Text section:
+ + + + + + +

Why Event Sourcing Is Hard?

Mateusz Kubuszok

About me

Agenda

  • What is Event Sourcing?

  • Pitfalls of processing events

  • Pitfalls of creating events

  • Other pitfalls

  • Summary

What is Event Sourcing?

case class User(id: String, name: String)
// called directly by UI
def changeUsername(userID:  String, newName: String): Unit =
  val user = getUser(userID)
  val updatedUser = user.copy(name = newName)
  saveUser(user)
// fetch from DB
def getUser(userID: String): User

// saves to DB
def saveUser(user: User): Unit
trait UserActionListener:
  def changeUsername(userID: String, newName: String)
// added to UI
val userActionListeners: List[UserActionListener]

// still in UI
def changeUsername(userID: String, newName: String): Unit =
  userActionListeners.foreach { listener =>
    listener.changeUsername(userID, newName)
  }
enum UserAction:
  case ChangeUsername(userID: String, newName: String)

trait UserActionEventBus:
  def publish(action: UserAction): Unit
  def subscribe(f: UserAction => Unit): Unit
// in UI
def changeUsername(userID: String, newName: String): Unit =
  bus.publish(UserAction.ChangeUserName(userID, newName))
// elsewhere
bus.subscribe {
  case UserAction.ChangeUsername(userID, newName) => ...
  case _ => ()
}
enum UserEvent:
  def userID: String

  case UsernameChanged(userID: String, newName: String)
// journal of UserEvents
// instead of List it might be Stream, Iterator or Producer
val userEvents: List[UserEvent]
userEvents.foldLeft(Map.empty[String, User]) {
  (users, event) =>
    event match
      case UserEvent.UsernameChanged(id, name) =>
        val user = users.getOrElse(id, User(id, ""))
        val newUser = user.copy(name = name)
        users.updated(id, newUser)
} // returns Users with all events applied
userEvents.foldLeft(0L) {
  (nameChanges, event) =>
    event match
      case UserEvent.UsernameChanged(_, _) =>
        nameChanges + 1
} // returns how many times Users change names
enum UserEvent:
  def userID: String

  case UsernameChanged(userID: String, newName: String)
// journal of UserEvents
// this has to be streamed from the outer world
val userEvents: List[UserEvent]
userEvents.foldLeft(Map.empty[String, User]) {
  (users, event) =>
    event match
      case UserEvent.UsernameChanged(id, name) =>
        val user = users.getOrElse(id, User(id, ""))
        val newUser = user.copy(name = name)
        users.updated(id, newUser)
} // result should be stored somewhere
def fetchUsers(): Map[String, User] // projection state ATM
val lastOffset: Long // last processed event
def userEvents(offset: Long): Stream[(UserEvent, Long)]
userEvents(lastOffset).foldLeft(
  fetchUsers()
) { (users, eventWithOffset) =>
  eventWithOffset match
    case (UserEvent.UsernameChanged(id, name), offset) =>
      val user = users.getOrElse(id, User(id, ""))
      val newUser = user.copy(name = name)
      val newUsers = users.updated(id, newUser)
      saveUsers(newUsers) // persists projection's state
      saveOffset(offset) // persist projection's offset
      newUsers
}
def fetchUsers(): Map[String, User] // might be large!

+ + + + + + +

Extracted material:
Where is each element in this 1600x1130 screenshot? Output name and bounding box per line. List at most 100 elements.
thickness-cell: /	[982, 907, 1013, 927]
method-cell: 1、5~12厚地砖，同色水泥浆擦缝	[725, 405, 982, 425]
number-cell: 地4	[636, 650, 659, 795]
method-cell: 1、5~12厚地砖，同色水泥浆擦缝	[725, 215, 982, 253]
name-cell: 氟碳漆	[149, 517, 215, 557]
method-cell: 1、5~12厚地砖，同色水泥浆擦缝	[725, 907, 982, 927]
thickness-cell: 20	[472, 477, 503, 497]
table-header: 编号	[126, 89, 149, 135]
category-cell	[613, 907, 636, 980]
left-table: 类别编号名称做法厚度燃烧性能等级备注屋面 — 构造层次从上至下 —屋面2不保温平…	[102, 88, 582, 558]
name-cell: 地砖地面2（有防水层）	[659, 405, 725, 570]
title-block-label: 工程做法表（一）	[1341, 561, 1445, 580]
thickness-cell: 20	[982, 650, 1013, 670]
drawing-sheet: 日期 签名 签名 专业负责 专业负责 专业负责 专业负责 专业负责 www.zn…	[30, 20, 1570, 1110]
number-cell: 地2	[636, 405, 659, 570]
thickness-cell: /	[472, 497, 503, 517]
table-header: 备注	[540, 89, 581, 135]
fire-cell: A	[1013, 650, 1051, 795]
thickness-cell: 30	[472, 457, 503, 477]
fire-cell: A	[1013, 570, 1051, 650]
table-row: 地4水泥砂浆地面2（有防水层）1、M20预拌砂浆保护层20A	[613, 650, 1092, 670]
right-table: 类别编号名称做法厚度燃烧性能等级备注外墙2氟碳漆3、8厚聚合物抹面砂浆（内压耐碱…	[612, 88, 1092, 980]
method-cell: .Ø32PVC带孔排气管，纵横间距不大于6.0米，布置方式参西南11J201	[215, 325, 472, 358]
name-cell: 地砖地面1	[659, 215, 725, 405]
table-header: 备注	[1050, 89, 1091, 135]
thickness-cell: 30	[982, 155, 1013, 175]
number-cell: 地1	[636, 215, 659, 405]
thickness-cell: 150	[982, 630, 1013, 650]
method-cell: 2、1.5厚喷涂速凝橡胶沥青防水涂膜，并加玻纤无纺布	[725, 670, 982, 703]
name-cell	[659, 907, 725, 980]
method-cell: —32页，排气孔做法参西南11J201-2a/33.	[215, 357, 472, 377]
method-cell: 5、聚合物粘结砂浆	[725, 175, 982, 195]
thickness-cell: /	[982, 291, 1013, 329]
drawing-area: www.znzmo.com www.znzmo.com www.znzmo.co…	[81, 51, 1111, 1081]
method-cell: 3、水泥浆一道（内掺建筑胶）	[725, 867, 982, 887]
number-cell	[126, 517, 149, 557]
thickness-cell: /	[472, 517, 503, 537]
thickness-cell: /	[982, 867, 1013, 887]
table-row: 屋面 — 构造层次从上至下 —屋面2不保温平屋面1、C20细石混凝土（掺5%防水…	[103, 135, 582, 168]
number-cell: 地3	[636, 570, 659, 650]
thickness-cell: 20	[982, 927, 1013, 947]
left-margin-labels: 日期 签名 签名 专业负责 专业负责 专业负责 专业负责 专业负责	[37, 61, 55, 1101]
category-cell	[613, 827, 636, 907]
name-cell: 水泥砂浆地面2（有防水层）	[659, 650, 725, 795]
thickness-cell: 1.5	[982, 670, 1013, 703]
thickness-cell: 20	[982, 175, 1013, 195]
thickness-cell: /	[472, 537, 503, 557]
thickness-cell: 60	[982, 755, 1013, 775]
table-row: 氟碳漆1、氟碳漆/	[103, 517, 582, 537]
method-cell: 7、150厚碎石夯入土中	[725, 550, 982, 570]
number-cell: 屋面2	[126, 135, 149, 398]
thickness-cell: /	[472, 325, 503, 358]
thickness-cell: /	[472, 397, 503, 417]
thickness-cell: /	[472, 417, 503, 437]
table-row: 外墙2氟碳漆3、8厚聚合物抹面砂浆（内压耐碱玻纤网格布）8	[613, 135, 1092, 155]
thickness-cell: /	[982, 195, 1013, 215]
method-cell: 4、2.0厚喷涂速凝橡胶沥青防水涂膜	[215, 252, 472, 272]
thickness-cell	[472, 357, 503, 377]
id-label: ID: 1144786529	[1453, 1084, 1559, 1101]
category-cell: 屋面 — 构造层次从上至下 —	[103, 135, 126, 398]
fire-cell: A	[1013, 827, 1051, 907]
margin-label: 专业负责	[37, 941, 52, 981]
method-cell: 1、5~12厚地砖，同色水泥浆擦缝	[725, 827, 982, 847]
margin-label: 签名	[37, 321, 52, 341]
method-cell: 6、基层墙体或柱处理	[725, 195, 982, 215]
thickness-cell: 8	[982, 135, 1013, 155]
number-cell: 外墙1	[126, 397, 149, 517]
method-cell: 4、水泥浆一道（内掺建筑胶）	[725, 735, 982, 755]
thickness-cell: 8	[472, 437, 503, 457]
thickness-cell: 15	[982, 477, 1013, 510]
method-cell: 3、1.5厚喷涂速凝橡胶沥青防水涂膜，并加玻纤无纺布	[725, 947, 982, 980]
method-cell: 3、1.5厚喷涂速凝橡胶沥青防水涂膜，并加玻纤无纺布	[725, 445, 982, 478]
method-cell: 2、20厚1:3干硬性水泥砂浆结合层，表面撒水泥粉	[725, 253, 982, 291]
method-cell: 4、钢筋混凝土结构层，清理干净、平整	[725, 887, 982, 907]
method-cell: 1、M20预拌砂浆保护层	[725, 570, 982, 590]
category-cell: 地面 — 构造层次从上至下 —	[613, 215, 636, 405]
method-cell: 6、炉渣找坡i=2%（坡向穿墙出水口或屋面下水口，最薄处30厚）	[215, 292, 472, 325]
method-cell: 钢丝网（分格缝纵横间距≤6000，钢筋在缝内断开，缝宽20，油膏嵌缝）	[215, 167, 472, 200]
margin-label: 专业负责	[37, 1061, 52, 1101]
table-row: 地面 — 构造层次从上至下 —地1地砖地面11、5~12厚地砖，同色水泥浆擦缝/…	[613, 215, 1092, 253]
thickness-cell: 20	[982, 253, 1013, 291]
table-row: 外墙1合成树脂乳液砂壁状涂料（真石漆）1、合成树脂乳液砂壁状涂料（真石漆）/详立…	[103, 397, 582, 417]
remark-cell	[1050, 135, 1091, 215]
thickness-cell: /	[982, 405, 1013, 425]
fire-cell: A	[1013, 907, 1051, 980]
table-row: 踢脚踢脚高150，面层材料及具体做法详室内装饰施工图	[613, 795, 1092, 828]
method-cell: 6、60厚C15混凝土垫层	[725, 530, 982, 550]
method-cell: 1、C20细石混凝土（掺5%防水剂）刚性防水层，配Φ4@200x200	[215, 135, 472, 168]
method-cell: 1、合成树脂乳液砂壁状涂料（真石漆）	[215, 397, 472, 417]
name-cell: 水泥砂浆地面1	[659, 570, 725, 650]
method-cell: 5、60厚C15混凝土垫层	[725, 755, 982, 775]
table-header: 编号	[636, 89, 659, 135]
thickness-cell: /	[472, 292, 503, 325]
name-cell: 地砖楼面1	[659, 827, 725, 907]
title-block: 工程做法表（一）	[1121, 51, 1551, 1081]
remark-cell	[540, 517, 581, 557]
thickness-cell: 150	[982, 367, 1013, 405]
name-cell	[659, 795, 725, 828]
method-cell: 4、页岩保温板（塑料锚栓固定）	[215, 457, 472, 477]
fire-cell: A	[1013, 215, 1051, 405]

+ + + + + + +

Reproduce the stretch of the event sourcing slides from "val newUsers = users.updated(id, newUser)" through "might be large!", word for word.

val newUsers = users.updated(id, newUser)
      saveUsers(newUsers) // persists projection's state
      saveOffset(offset) // persist projection's offset
      newUsers
}
def fetchUsers(): Map[String, User] // might be large!